Records for processing:

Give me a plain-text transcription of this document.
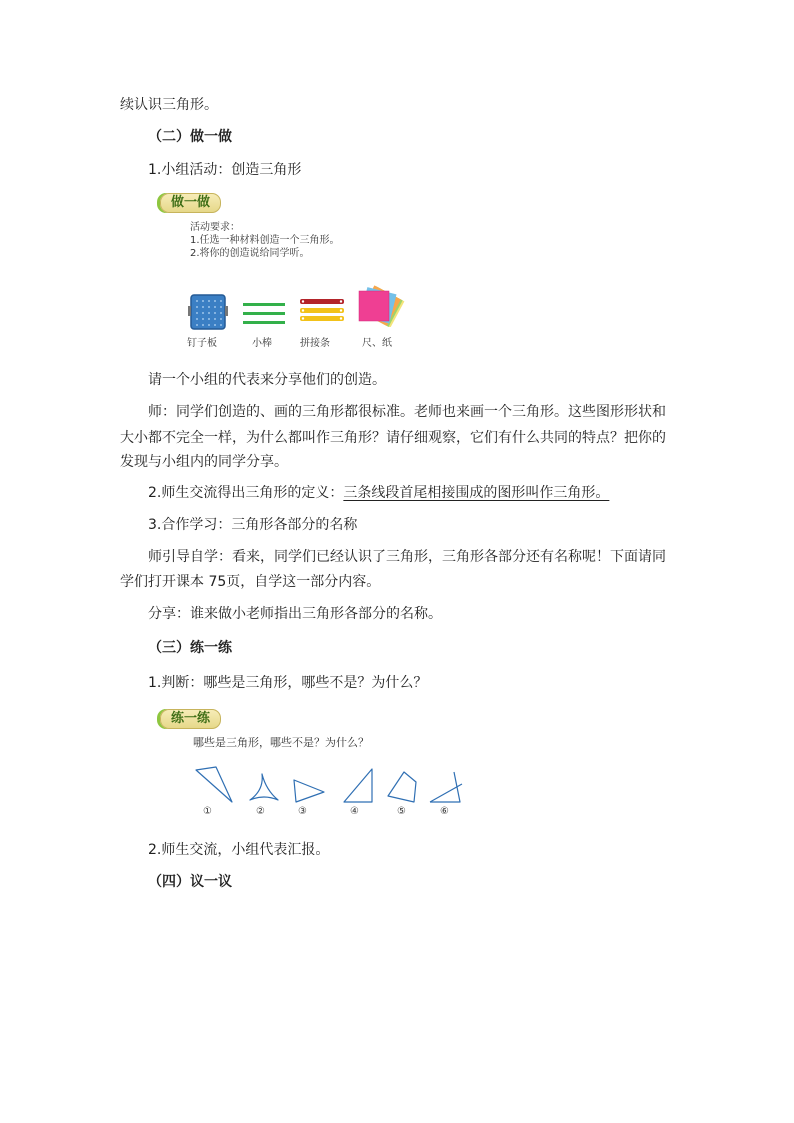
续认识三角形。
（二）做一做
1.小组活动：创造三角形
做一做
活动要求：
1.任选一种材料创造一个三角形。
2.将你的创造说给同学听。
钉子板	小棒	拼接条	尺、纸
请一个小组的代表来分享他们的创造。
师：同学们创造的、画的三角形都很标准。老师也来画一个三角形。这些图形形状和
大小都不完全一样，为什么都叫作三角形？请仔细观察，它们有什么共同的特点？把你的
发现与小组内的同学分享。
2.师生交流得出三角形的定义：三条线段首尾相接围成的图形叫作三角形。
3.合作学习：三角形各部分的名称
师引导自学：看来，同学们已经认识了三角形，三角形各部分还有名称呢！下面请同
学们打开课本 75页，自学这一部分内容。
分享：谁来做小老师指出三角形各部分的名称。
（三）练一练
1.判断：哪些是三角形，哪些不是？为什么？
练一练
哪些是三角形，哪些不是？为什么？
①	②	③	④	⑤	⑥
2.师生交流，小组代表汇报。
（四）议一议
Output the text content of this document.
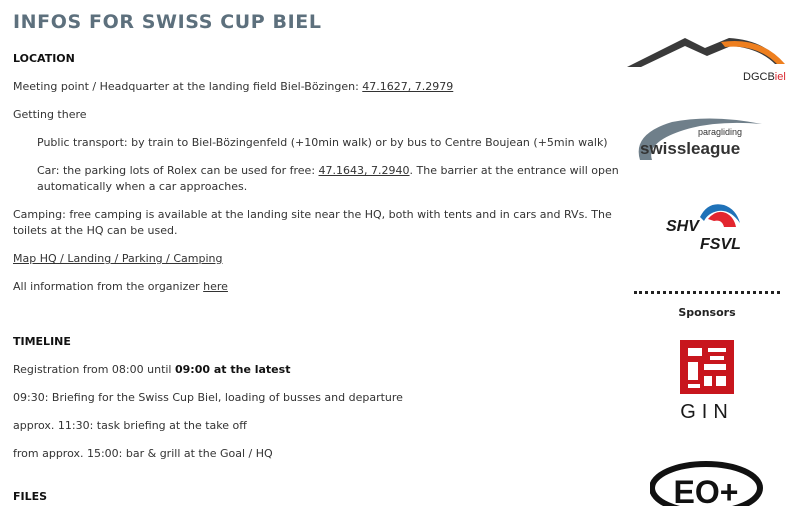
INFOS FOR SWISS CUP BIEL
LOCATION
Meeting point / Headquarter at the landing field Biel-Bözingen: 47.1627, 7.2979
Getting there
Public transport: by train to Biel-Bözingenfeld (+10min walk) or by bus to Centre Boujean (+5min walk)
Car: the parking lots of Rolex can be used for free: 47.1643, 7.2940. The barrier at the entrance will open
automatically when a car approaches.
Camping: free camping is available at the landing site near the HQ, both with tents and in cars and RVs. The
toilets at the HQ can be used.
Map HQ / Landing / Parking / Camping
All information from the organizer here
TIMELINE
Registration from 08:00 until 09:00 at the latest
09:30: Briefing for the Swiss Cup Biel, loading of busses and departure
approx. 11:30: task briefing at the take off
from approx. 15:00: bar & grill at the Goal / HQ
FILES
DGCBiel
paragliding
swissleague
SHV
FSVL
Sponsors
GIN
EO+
==
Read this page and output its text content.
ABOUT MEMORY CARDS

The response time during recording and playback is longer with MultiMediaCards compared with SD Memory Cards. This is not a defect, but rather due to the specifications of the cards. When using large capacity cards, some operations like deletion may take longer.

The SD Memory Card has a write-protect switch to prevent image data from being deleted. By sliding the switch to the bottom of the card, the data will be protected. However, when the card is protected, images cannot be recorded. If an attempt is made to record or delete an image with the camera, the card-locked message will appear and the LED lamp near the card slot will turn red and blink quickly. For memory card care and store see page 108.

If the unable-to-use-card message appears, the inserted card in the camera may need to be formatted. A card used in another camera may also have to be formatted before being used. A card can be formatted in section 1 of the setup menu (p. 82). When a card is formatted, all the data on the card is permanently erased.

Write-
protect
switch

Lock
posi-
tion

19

To do:
Collect the lines that hold "near".

Finished exercise:
Camping: free camping is available at the landing site near the HQ, both with tents and in cars and RVs. The
The SD Memory Card has a write-protect switch to prevent image data from being deleted. By sliding the switch to the bottom of the card, the data will be protected. However, when the card is protected, images cannot be recorded. If an attempt is made to record or delete an image with the camera, the card-locked message will appear and the LED lamp near the card slot will turn red and blink quickly. For memory card care and store see page 108.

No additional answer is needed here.